Comprueba tu comprensión –
A) En el fragmento sobre el evangelio de San Mateo, traduce al inglés la oración «El seguir a Cristo de cerca nos llevará a la abnegación más completa, a la plenitud del amor, a la alegría más grande».
B) Prolonga el fragmento sobre el evangelio de San Mateo a partir de su última oración.

Fragmento de origen –
○ ○ ○ ○ ○

Hoy meditamos el evangelio según San Mateo 16, 24-28. Jesucristo revela las ansias incontenibles de entregar su vida por amor. Y si queremos seguirle, no ya externamente sino hondamente, identificándonos con Él, ¿cómo podremos rechazar la cruz, el sacrificio, que tan íntimamente está relacionado con el amor y con la entrega?

El seguir a Cristo de cerca nos llevará a la abnegación más completa, a la plenitud del amor, a la alegría más grande. La abnegación, la identificación con su santa voluntad en todo, limpia, purifica, clarifica el alma y la diviniza. «Tener la cruz, es tener la alegría: ¡es tenerte a Ti, Señor!».

El papa Francisco, a propósito del evangelio de hoy, dijo: “El Evangelio de hoy nos alienta a la alegría y, asimismo, a aceptar el sufrimiento, la cruz, inseparables del seguimiento de Jesús. ¿Tengo experiencia de ambas realidades? ¿Sé armonizarlas en mi vida? A nadie le gusta sufrir. Pero el sufrimiento viene sin que lo busquemos. Todos podemos hablar de nuestra cruz de cada día. También de la lucha diaria por seguir a Jesús en medio de una sociedad que piensa y vive lo contrario”.

“En este Evangelio de Mateo, Jesús nos anima a seguirlo, a poner nuestros pasos en sus huellas. Jesús nos invita a superar nuestro egoísmo, a tomar nuestra cruz y a dar la vida por su reino”.

○ ○ ○ ○ ○

Información proporcionada –
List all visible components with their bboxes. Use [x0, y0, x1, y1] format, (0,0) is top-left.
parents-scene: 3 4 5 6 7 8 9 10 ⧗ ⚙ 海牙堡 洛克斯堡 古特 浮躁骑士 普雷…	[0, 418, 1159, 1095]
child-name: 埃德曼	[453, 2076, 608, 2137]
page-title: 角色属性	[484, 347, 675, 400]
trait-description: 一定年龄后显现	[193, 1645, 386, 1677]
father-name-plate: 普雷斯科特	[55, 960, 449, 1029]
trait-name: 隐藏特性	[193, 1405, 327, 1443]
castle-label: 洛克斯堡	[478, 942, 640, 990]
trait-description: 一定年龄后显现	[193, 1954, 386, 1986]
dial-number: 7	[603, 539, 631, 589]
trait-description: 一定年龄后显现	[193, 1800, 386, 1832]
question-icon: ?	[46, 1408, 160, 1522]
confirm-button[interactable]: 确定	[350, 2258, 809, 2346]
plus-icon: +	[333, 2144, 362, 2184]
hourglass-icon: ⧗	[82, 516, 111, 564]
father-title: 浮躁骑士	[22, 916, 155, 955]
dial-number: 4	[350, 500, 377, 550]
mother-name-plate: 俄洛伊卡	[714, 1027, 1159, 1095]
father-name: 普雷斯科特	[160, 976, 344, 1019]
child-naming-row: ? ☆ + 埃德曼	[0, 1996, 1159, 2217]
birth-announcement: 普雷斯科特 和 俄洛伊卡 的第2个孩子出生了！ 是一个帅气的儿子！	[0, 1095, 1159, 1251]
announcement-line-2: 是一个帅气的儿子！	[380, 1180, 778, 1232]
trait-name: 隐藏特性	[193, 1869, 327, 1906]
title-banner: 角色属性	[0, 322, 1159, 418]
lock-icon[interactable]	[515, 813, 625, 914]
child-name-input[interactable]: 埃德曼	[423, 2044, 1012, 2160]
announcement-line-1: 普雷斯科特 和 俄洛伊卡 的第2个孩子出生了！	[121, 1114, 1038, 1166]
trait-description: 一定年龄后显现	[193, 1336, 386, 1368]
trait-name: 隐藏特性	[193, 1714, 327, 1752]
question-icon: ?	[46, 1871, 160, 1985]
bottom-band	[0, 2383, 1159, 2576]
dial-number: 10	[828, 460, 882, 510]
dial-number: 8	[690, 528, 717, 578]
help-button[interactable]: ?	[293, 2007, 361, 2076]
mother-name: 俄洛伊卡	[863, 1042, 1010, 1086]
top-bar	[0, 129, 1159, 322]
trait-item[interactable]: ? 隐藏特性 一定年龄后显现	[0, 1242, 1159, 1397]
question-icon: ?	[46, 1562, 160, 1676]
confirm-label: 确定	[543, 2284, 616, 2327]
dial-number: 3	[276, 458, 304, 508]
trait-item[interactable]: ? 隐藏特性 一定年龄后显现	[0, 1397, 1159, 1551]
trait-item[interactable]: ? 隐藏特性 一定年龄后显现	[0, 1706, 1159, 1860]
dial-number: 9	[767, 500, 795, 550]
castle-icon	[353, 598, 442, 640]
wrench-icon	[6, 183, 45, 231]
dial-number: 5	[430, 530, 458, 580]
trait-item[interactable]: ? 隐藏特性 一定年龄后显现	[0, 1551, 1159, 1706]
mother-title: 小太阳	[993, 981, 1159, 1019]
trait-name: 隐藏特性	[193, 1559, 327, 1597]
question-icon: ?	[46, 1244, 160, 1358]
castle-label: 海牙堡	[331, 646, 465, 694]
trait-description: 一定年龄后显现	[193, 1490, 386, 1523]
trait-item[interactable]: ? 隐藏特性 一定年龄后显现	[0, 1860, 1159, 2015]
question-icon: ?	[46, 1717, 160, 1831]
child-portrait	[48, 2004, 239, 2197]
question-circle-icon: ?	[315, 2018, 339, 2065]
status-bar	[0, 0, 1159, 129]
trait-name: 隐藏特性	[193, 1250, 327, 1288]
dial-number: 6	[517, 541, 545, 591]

○ ○ ○ ○ ○

Respuestas por tarea –
A) Following Christ closely will lead us to the most complete self-denial, to the fullness of love, to the greatest joy.

B)
“Y quien sigue a Cristo tiene que aceptar llevar su cruz. Lo dice Jesús, en seguida, para hacer comprender a sus discípulos que sería una ilusión pensar en seguirlo, pero sin llevar con Él la cruz: ‘El que quiera seguirme, que renuncie a sí mismo, que cargue con su cruz y me siga’. ¿Después del pecado, es este el único camino de salvación para los individuos y para la humanidad entera?”.

“No se trata de una cruz ornamental, o de una cruz ideológica, sino que es la cruz del propio deber, la cruz del sacrificarse por los demás con amor —por los padres, los hijos, la familia, los amigos, también por los enemigos—, la cruz de la disponibilidad para ser solidarios con los pobres, para comprometerse por la justicia y la paz. Asumiendo esta actitud, estas cruces, siempre se pierde algo. No debemos olvidar jamás que ‘quien pierda la propia vida (por Cristo), la salvará’. Es un perder para ganar”.